# Start of Exercise data

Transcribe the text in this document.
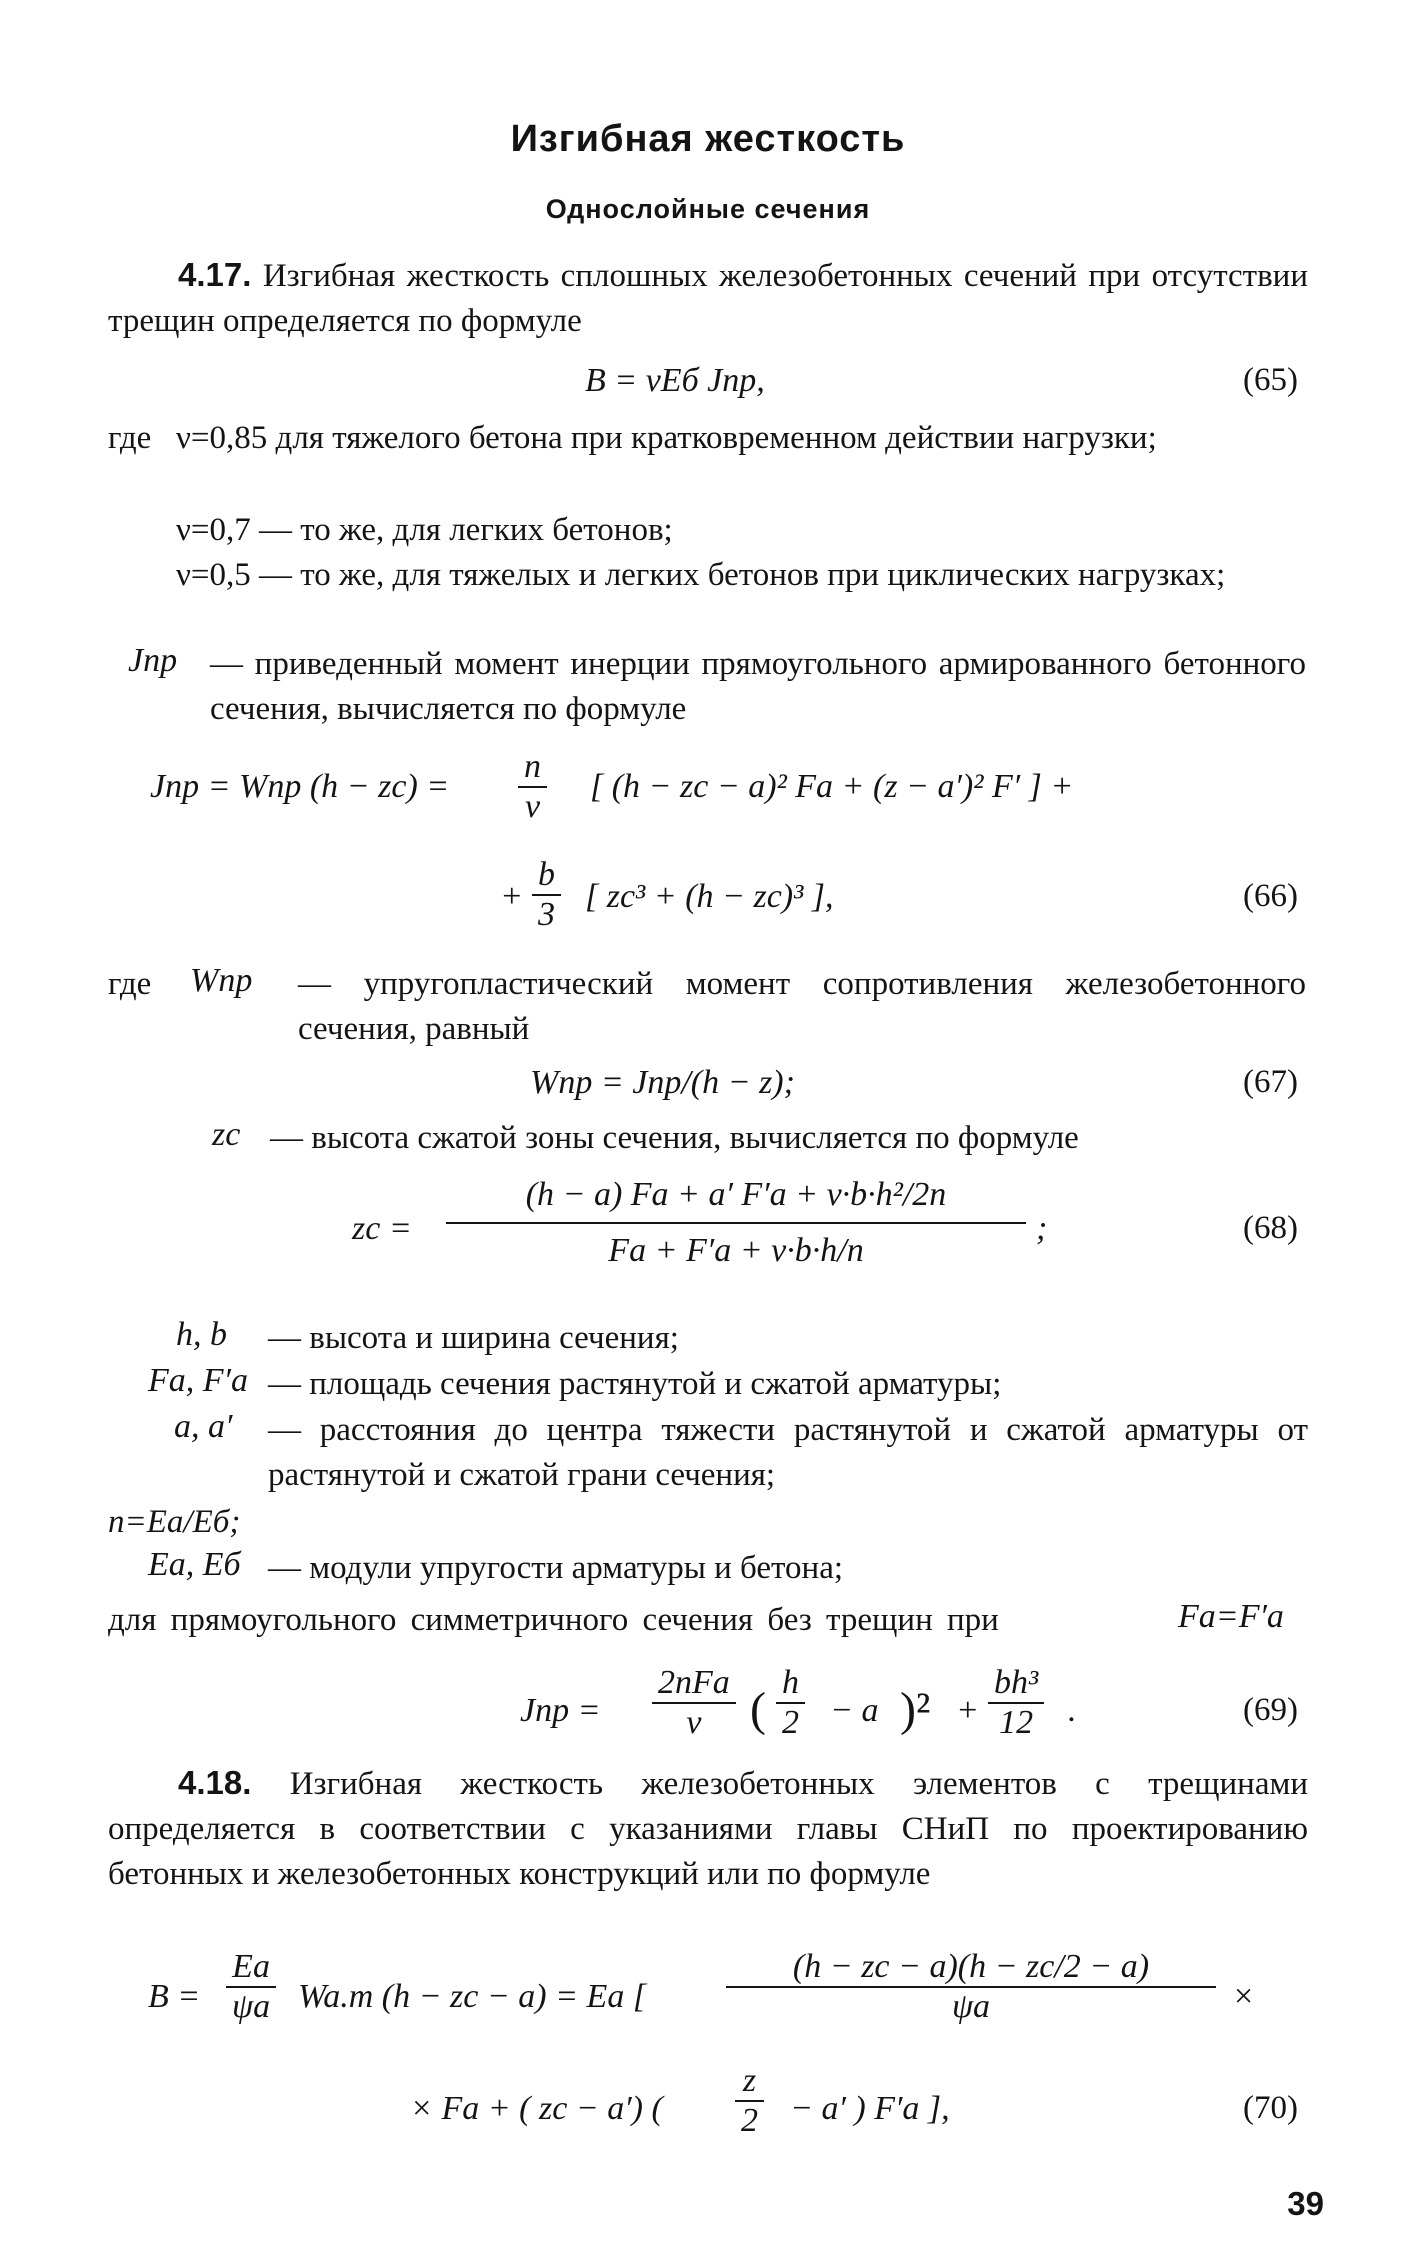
Изгибная жесткость
Однослойные сечения

4.17. Изгибная жесткость сплошных железобетонных сечений при отсутствии трещин определяется по формуле

B = νEб Jпр,	(65)
где ν=0,85 для тяжелого бетона при кратковременном действии нагрузки;
ν=0,7 — то же, для легких бетонов;
ν=0,5 — то же, для тяжелых и легких бетонов при циклических нагрузках;
Jпр — приведенный момент инерции прямоугольного армированного бетонного сечения, вычисляется по формуле
Jпр = Wпр $(h - zc) = \frac{n}{\nu}$ [ (h − zc − a)² Fa + (z − a′)² F′ ] +
+ $\frac{b}{3}$ [ zc³ + (h − zc)³ ],	(66)
где Wпр — упругопластический момент сопротивления железобетонного сечения, равный
Wпр = Jпр/(h − z);	(67)
zc — высота сжатой зоны сечения, вычисляется по формуле
zc = $\frac{\text{(h − a) Fa + a′ F′a + ν·b·h²/2n}}{Fa + F'a + \nu\cdot b\cdot h/n}$ ;	(68)
h, b — высота и ширина сечения;
Fa, F′a — площадь сечения растянутой и сжатой арматуры;
a, a′ — расстояния до центра тяжести растянутой и сжатой арматуры от растянутой и сжатой грани сечения;
n=Eа/Eб;
Ea, Eб — модули упругости арматуры и бетона;
для прямоугольного симметричного сечения без трещин при	Fa=F′a
Jпр = $\frac{\text{2nFa}}{\nu}$ ( $\frac{h}{2} - a$ )$^2 + \frac{\text{bh³}}{12}$ .	(69)

4.18. Изгибная жесткость железобетонных элементов с трещинами определяется в соответствии с указаниями главы СНиП по проектированию бетонных и железобетонных конструкций или по формуле

$B = \frac{Ea}{\psi a} Wa.т$ (h − zc − a) = Ea [ $\frac{(h - zc - a)(h - zc/2 - a)}{\psi a}$ ×
× Fa + ( zc − a′) ( $\frac{z}{2} - a'$ ) F′a ],	(70)
39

# End of Exercise data

Each record above is to be restated exactly, with its pictures removed from the copy.

Transcribe the text in this document.
Изгибная жесткость
Однослойные сечения

4.17. Изгибная жесткость сплошных железобетонных сечений при отсутствии трещин определяется по формуле

B = νEб Jпр,	(65)
где ν=0,85 для тяжелого бетона при кратковременном действии нагрузки;
ν=0,7 — то же, для легких бетонов;
ν=0,5 — то же, для тяжелых и легких бетонов при циклических нагрузках;
Jпр — приведенный момент инерции прямоугольного армированного бетонного сечения, вычисляется по формуле
Jпр = Wпр $(h - zc) = \frac{n}{\nu}$ [ (h − zc − a)² Fa + (z − a′)² F′ ] +
+ $\frac{b}{3}$ [ zc³ + (h − zc)³ ],	(66)
где Wпр — упругопластический момент сопротивления железобетонного сечения, равный
Wпр = Jпр/(h − z);	(67)
zc — высота сжатой зоны сечения, вычисляется по формуле
zc = $\frac{\text{(h − a) Fa + a′ F′a + ν·b·h²/2n}}{Fa + F'a + \nu\cdot b\cdot h/n}$ ;	(68)
h, b — высота и ширина сечения;
Fa, F′a — площадь сечения растянутой и сжатой арматуры;
a, a′ — расстояния до центра тяжести растянутой и сжатой арматуры от растянутой и сжатой грани сечения;
n=Eа/Eб;
Ea, Eб — модули упругости арматуры и бетона;
для прямоугольного симметричного сечения без трещин при	Fa=F′a
Jпр = $\frac{\text{2nFa}}{\nu}$ ( $\frac{h}{2} - a$ )$^2 + \frac{\text{bh³}}{12}$ .	(69)

4.18. Изгибная жесткость железобетонных элементов с трещинами определяется в соответствии с указаниями главы СНиП по проектированию бетонных и железобетонных конструкций или по формуле

$B = \frac{Ea}{\psi a} Wa.т$ (h − zc − a) = Ea [ $\frac{(h - zc - a)(h - zc/2 - a)}{\psi a}$ ×
× Fa + ( zc − a′) ( $\frac{z}{2} - a'$ ) F′a ],	(70)
39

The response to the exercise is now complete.